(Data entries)
-=-=-=-=-
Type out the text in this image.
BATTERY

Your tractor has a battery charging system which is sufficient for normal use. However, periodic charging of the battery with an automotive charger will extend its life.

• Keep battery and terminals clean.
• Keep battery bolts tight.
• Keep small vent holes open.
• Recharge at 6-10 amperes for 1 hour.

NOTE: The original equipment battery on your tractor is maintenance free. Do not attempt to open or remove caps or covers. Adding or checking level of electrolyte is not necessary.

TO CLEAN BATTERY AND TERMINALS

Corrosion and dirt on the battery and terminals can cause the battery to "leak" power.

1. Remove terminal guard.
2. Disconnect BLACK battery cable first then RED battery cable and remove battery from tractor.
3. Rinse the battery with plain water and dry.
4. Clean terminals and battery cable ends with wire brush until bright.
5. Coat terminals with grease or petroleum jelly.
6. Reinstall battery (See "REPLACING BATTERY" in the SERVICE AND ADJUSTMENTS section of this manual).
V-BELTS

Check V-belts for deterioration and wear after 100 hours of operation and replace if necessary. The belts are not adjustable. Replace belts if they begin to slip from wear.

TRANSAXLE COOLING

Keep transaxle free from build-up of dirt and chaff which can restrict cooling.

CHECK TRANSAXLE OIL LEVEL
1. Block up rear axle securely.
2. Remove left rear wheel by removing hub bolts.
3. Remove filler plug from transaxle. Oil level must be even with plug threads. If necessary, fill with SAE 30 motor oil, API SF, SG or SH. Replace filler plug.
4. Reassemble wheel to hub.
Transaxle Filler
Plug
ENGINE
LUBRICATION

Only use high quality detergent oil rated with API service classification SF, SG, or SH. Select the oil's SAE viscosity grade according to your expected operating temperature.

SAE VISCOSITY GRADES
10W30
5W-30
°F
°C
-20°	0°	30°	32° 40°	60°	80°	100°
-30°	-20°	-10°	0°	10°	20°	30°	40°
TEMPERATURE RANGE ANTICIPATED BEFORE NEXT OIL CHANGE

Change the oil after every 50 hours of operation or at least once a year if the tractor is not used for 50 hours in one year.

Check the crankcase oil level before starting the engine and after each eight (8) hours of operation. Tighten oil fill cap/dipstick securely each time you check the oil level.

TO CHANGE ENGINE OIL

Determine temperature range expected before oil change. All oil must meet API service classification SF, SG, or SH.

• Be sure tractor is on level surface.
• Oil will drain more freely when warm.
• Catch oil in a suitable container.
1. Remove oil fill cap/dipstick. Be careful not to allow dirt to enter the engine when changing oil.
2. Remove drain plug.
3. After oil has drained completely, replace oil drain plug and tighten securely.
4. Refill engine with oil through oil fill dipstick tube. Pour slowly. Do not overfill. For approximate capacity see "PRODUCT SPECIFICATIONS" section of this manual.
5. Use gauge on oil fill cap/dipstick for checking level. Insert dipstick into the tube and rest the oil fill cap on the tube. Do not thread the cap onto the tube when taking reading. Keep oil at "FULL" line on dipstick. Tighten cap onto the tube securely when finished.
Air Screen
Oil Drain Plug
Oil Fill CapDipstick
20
-=-=-=-=-
WHAT IS EXPECTED =>
Out of the preceding entries, pull every line containing the string "with".

SOLUTION FOR THIS EXERCISE =>
Your tractor has a battery charging system which is sufficient for normal use. However, periodic charging of the battery with an automotive charger will extend its life.
3. Rinse the battery with plain water and dry.
4. Clean terminals and battery cable ends with wire brush until bright.
5. Coat terminals with grease or petroleum jelly.
3. Remove filler plug from transaxle. Oil level must be even with plug threads. If necessary, fill with SAE 30 motor oil, API SF, SG or SH. Replace filler plug.
Only use high quality detergent oil rated with API service classification SF, SG, or SH. Select the oil's SAE viscosity grade according to your expected operating temperature.
4. Refill engine with oil through oil fill dipstick tube. Pour slowly. Do not overfill. For approximate capacity see "PRODUCT SPECIFICATIONS" section of this manual.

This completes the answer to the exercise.